Work to be completed> Repeat the entire listing exactly as written.
-------- Records for the task
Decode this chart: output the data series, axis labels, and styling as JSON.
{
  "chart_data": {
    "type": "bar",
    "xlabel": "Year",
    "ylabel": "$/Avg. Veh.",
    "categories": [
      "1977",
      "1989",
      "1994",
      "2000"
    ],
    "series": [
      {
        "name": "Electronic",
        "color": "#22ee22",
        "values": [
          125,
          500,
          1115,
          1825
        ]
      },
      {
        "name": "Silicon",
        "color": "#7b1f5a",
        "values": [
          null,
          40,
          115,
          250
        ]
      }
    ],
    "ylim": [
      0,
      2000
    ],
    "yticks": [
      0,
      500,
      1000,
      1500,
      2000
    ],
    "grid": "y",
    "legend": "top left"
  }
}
----------------
Result>
Decode this chart: output the data series, axis labels, and styling as JSON.
{
  "chart_data": {
    "type": "bar",
    "xlabel": "Year",
    "ylabel": "$/Avg. Veh.",
    "categories": [
      "1977",
      "1989",
      "1994",
      "2000"
    ],
    "series": [
      {
        "name": "Electronic",
        "color": "#22ee22",
        "values": [
          125,
          500,
          1115,
          1825
        ]
      },
      {
        "name": "Silicon",
        "color": "#7b1f5a",
        "values": [
          null,
          40,
          115,
          250
        ]
      }
    ],
    "ylim": [
      0,
      2000
    ],
    "yticks": [
      0,
      500,
      1000,
      1500,
      2000
    ],
    "grid": "y",
    "legend": "top left"
  }
}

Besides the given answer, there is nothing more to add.